Article:
Highlights from 2015’s crop of books


In 2015, there were books I read for pleasure, books I had to read for work and other commitments, books I overlooked (and will hopefully read next year) and books I will never read. This is an abbreviated look at that journey.

This past year, my reading leaned heavily toward non-fiction. The first standout book was “The Wright Brothers.” Written by David McCullough, this is possibly the best biography of the remarkable brothers and their sister, Katharine. McCullough takes readers to Dayton, Ohio, and Kitty Hawk, N.C., as the siblings race to be the first to fly.

“Dead Wake: The Last Crossing of the Lusitania,” by master storyteller Erik Larson, is an amazing cat and mouse retelling of the sinking of the Lusitania during World War I, told through the eyes of a submarine captain and the passengers and captain of the Lusitania. Although you know the outcome, Larson has a finely honed skill for ramping up the tension until the inevitable happens.

Data block:
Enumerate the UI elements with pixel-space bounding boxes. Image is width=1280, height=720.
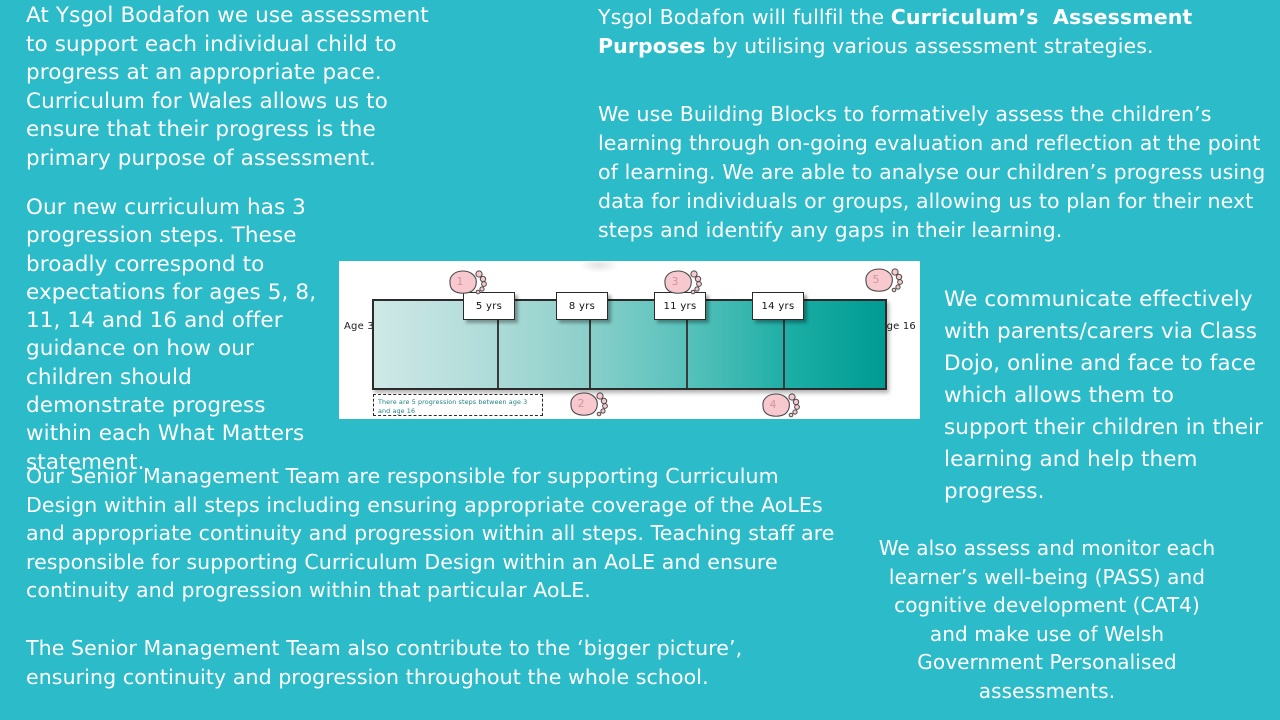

What you will do:
**a.** Reproduce word for word the stretch of the article on 2015's books from "Highlights from 2015’s" through "first to fly.".
**b.** Sum up the article on 2015's books in two sentences.
**c.** Extend the article on 2015's books by writing what comes after its last paragraph.

Final results:
**a.**
Highlights from 2015’s crop of books


In 2015, there were books I read for pleasure, books I had to read for work and other commitments, books I overlooked (and will hopefully read next year) and books I will never read. This is an abbreviated look at that journey.

This past year, my reading leaned heavily toward non-fiction. The first standout book was “The Wright Brothers.” Written by David McCullough, this is possibly the best biography of the remarkable brothers and their sister, Katharine. McCullough takes readers to Dayton, Ohio, and Kitty Hawk, N.C., as the siblings race to be the first to fly.

**b.** In 2015 the writer's reading leaned heavily toward non-fiction. The standouts included David McCullough's "The Wright Brothers," possibly the best biography of the brothers and their sister Katharine, and Erik Larson's "Dead Wake," a tense cat and mouse retelling of the Lusitania's sinking during World War I.

**c.**
Daniel James Brown's “Boys on the Boat,” about an unlikely rowing team from the West Coast who shine in the 1936 Olympics, has been on The New York Times’ best-sellers list for some time now. This year, however, I felt compelled to read it since my grandson is on a crew team in Ann Arbor. Brown nails the intensity, complexity and camaraderie of this underrated sport.

“Barbarian Days: A Surfing Life,” by William Finnegan, rides on the waves of exhilaration and freedom in competitive surfing in the 1960s. In this memoir, Finnegan, a staff writer for The New Yorker and an avid surfer, searches for the perfect wave while ruminating on life.

“M-Train,” by Patti Smith, is a combination travelogue, memoir and elegy. The punk rock pioneer seems to open up her mind and dump it on the page without losing its poetic genius. A follow-up to her National Book Award-winning “Just Kids,” “M-Train” takes readers around the world and digs deeply into Smith’s Michigan days on a delightful and often whimsical journey.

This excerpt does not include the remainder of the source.